● **Directions**: All of the material below is to be restated word for word, apart from the pictures.

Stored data
>>

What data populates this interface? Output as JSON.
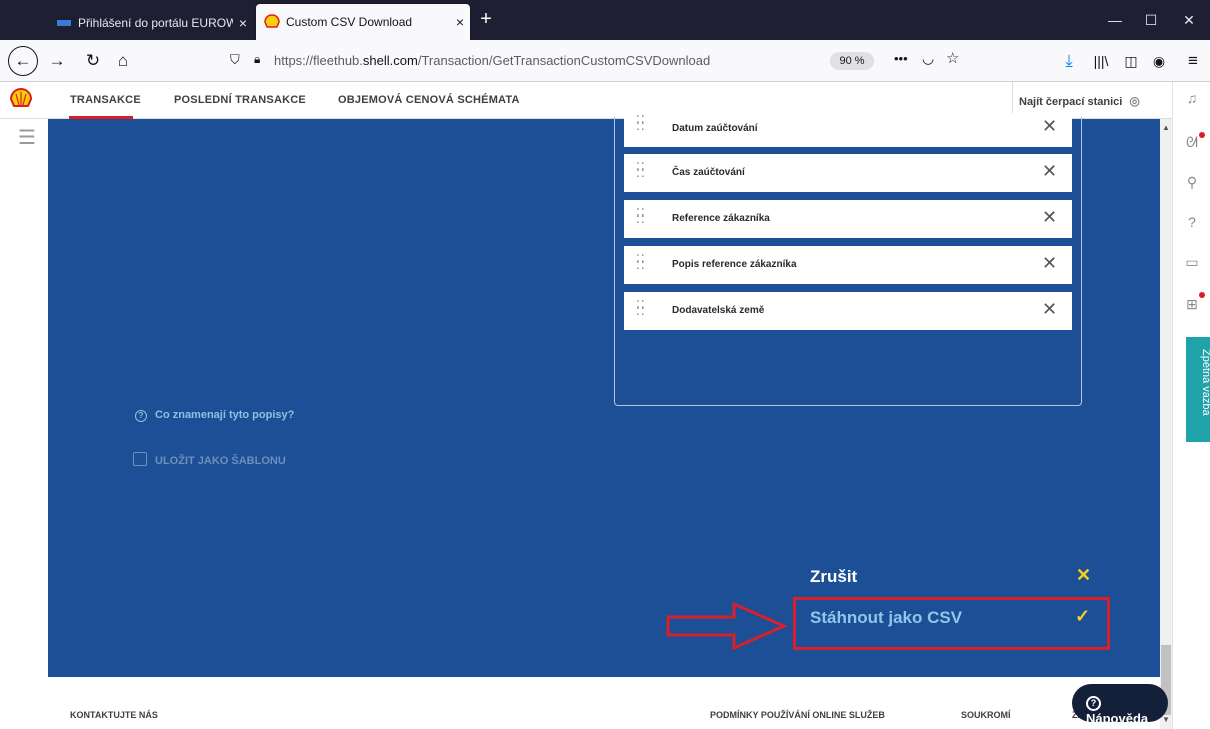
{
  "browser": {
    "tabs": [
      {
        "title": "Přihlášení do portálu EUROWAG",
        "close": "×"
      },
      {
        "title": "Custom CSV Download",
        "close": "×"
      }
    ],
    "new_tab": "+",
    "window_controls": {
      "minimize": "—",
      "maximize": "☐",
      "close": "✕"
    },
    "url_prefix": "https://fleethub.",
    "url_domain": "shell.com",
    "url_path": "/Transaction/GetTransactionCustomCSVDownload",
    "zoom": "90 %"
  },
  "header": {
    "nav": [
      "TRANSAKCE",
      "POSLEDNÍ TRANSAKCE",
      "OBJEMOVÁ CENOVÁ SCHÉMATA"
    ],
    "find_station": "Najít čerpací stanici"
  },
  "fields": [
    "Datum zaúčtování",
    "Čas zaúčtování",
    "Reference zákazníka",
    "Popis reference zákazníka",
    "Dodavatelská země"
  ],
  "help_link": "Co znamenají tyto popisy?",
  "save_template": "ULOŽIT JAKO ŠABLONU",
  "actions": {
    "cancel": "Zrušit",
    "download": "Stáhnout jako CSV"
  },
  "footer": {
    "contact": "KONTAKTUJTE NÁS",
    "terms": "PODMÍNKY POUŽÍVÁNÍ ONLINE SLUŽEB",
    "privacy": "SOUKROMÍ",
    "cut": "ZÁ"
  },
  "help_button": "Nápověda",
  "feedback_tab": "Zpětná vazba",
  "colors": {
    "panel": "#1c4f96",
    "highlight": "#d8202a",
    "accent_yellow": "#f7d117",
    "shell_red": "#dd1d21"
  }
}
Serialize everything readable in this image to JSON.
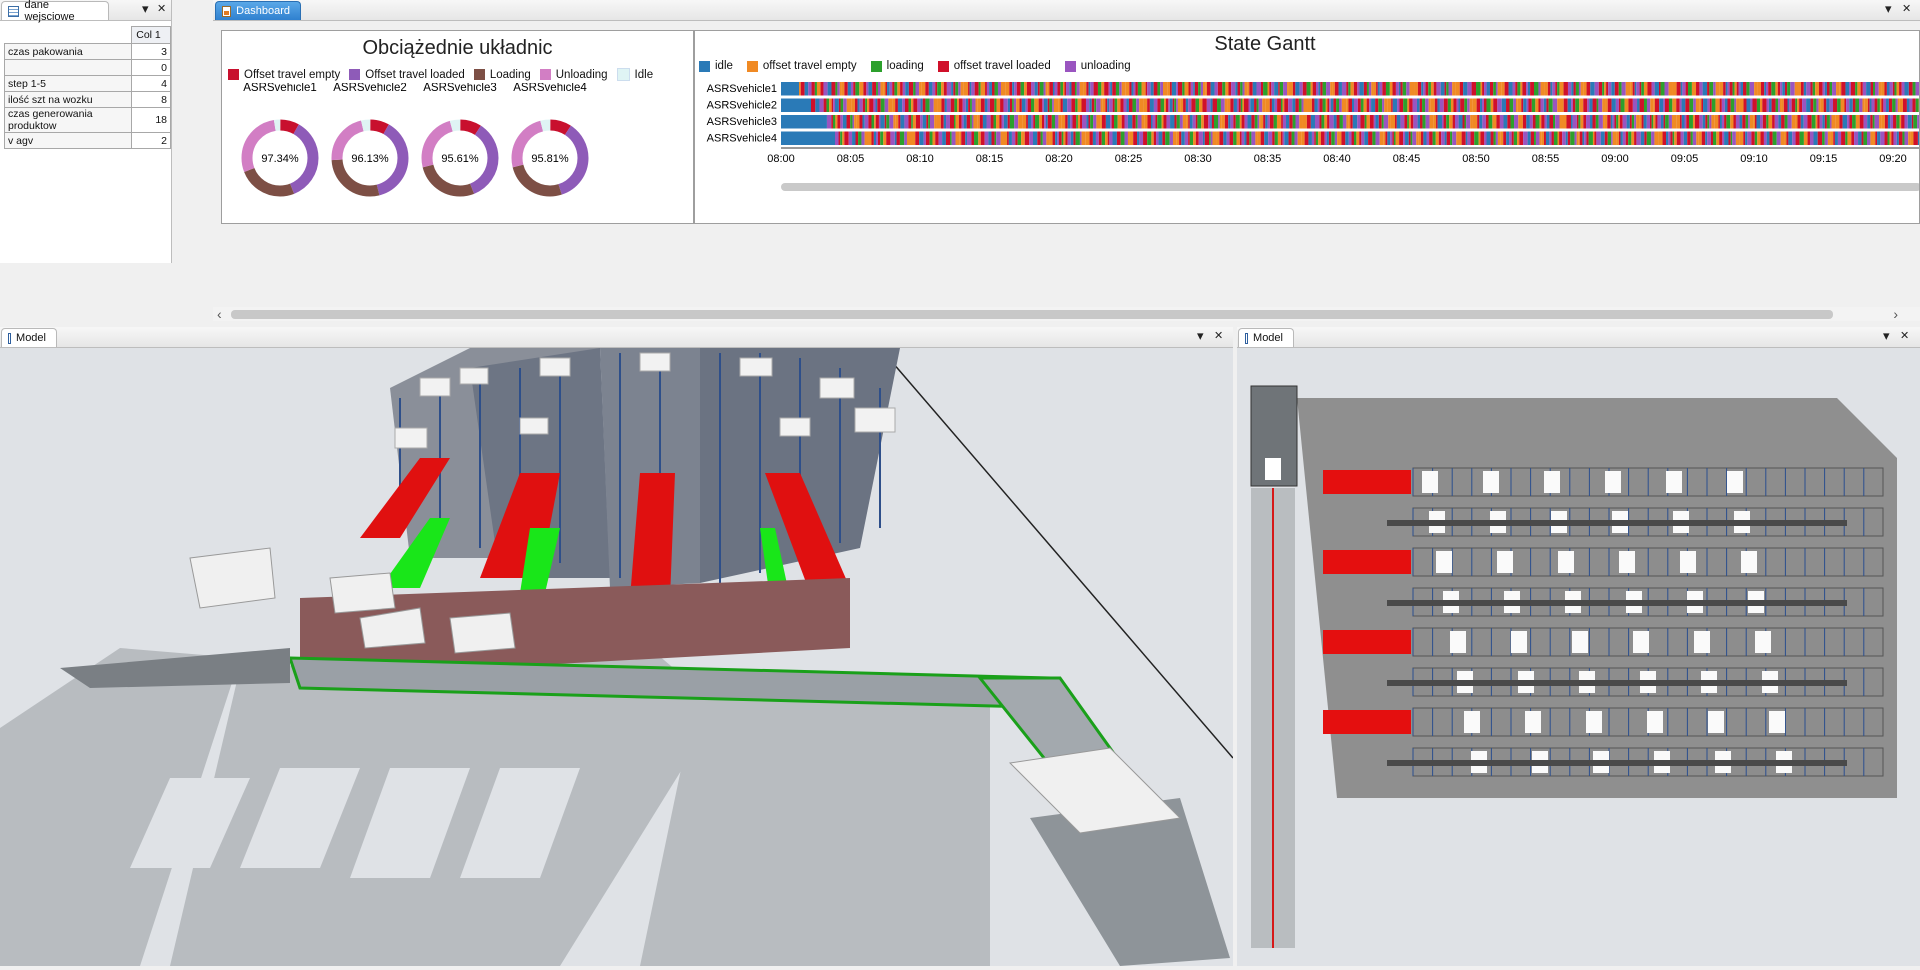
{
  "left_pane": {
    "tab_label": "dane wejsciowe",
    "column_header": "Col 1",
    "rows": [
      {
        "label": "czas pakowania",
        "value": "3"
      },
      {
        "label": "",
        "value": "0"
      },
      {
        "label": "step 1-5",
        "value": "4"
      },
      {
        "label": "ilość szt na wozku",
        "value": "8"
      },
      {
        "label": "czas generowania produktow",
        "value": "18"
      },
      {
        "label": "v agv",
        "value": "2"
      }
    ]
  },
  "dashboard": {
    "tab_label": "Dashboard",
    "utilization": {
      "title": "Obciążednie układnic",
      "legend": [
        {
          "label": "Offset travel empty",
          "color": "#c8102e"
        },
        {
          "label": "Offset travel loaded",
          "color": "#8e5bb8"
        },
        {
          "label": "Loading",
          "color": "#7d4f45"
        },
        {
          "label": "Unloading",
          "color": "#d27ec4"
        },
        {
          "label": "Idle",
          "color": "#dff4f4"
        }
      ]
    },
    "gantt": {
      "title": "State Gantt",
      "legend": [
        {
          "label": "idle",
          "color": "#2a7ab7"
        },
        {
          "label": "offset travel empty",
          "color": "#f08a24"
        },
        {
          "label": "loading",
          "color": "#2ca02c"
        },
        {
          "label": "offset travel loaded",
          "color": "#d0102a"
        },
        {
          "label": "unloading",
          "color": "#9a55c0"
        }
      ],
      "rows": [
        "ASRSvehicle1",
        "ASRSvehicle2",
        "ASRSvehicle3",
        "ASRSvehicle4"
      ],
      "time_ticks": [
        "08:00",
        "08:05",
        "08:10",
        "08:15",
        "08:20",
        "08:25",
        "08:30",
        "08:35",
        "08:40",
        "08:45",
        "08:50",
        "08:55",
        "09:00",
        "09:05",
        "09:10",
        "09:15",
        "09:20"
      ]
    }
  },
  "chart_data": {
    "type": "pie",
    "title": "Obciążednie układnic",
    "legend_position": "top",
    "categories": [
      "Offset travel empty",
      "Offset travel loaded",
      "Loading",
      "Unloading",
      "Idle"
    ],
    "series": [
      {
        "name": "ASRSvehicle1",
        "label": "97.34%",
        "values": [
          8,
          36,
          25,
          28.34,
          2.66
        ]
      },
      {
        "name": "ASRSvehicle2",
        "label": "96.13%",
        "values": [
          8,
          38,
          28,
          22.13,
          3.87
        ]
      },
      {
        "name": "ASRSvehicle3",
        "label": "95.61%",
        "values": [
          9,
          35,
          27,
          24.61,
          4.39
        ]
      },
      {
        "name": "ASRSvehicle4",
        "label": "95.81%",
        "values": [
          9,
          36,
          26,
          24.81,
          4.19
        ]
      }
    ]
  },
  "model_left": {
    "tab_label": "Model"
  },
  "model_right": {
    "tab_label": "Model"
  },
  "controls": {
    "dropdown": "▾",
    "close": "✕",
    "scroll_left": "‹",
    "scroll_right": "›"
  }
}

<<

● **Result**:
What data populates this interface? Output as JSON.
{
  "browser": {
    "tabs": [
      {
        "title": "Přihlášení do portálu EUROWAG",
        "close": "×"
      },
      {
        "title": "Custom CSV Download",
        "close": "×"
      }
    ],
    "new_tab": "+",
    "window_controls": {
      "minimize": "—",
      "maximize": "☐",
      "close": "✕"
    },
    "url_prefix": "https://fleethub.",
    "url_domain": "shell.com",
    "url_path": "/Transaction/GetTransactionCustomCSVDownload",
    "zoom": "90 %"
  },
  "header": {
    "nav": [
      "TRANSAKCE",
      "POSLEDNÍ TRANSAKCE",
      "OBJEMOVÁ CENOVÁ SCHÉMATA"
    ],
    "find_station": "Najít čerpací stanici"
  },
  "fields": [
    "Datum zaúčtování",
    "Čas zaúčtování",
    "Reference zákazníka",
    "Popis reference zákazníka",
    "Dodavatelská země"
  ],
  "help_link": "Co znamenají tyto popisy?",
  "save_template": "ULOŽIT JAKO ŠABLONU",
  "actions": {
    "cancel": "Zrušit",
    "download": "Stáhnout jako CSV"
  },
  "footer": {
    "contact": "KONTAKTUJTE NÁS",
    "terms": "PODMÍNKY POUŽÍVÁNÍ ONLINE SLUŽEB",
    "privacy": "SOUKROMÍ",
    "cut": "ZÁ"
  },
  "help_button": "Nápověda",
  "feedback_tab": "Zpětná vazba",
  "colors": {
    "panel": "#1c4f96",
    "highlight": "#d8202a",
    "accent_yellow": "#f7d117",
    "shell_red": "#dd1d21"
  }
}
Serialize everything readable in this image to JSON.
{
  "left_pane": {
    "tab_label": "dane wejsciowe",
    "column_header": "Col 1",
    "rows": [
      {
        "label": "czas pakowania",
        "value": "3"
      },
      {
        "label": "",
        "value": "0"
      },
      {
        "label": "step 1-5",
        "value": "4"
      },
      {
        "label": "ilość szt na wozku",
        "value": "8"
      },
      {
        "label": "czas generowania produktow",
        "value": "18"
      },
      {
        "label": "v agv",
        "value": "2"
      }
    ]
  },
  "dashboard": {
    "tab_label": "Dashboard",
    "utilization": {
      "title": "Obciążednie układnic",
      "legend": [
        {
          "label": "Offset travel empty",
          "color": "#c8102e"
        },
        {
          "label": "Offset travel loaded",
          "color": "#8e5bb8"
        },
        {
          "label": "Loading",
          "color": "#7d4f45"
        },
        {
          "label": "Unloading",
          "color": "#d27ec4"
        },
        {
          "label": "Idle",
          "color": "#dff4f4"
        }
      ]
    },
    "gantt": {
      "title": "State Gantt",
      "legend": [
        {
          "label": "idle",
          "color": "#2a7ab7"
        },
        {
          "label": "offset travel empty",
          "color": "#f08a24"
        },
        {
          "label": "loading",
          "color": "#2ca02c"
        },
        {
          "label": "offset travel loaded",
          "color": "#d0102a"
        },
        {
          "label": "unloading",
          "color": "#9a55c0"
        }
      ],
      "rows": [
        "ASRSvehicle1",
        "ASRSvehicle2",
        "ASRSvehicle3",
        "ASRSvehicle4"
      ],
      "time_ticks": [
        "08:00",
        "08:05",
        "08:10",
        "08:15",
        "08:20",
        "08:25",
        "08:30",
        "08:35",
        "08:40",
        "08:45",
        "08:50",
        "08:55",
        "09:00",
        "09:05",
        "09:10",
        "09:15",
        "09:20"
      ]
    }
  },
  "chart_data": {
    "type": "pie",
    "title": "Obciążednie układnic",
    "legend_position": "top",
    "categories": [
      "Offset travel empty",
      "Offset travel loaded",
      "Loading",
      "Unloading",
      "Idle"
    ],
    "series": [
      {
        "name": "ASRSvehicle1",
        "label": "97.34%",
        "values": [
          8,
          36,
          25,
          28.34,
          2.66
        ]
      },
      {
        "name": "ASRSvehicle2",
        "label": "96.13%",
        "values": [
          8,
          38,
          28,
          22.13,
          3.87
        ]
      },
      {
        "name": "ASRSvehicle3",
        "label": "95.61%",
        "values": [
          9,
          35,
          27,
          24.61,
          4.39
        ]
      },
      {
        "name": "ASRSvehicle4",
        "label": "95.81%",
        "values": [
          9,
          36,
          26,
          24.81,
          4.19
        ]
      }
    ]
  },
  "model_left": {
    "tab_label": "Model"
  },
  "model_right": {
    "tab_label": "Model"
  },
  "controls": {
    "dropdown": "▾",
    "close": "✕",
    "scroll_left": "‹",
    "scroll_right": "›"
  }
}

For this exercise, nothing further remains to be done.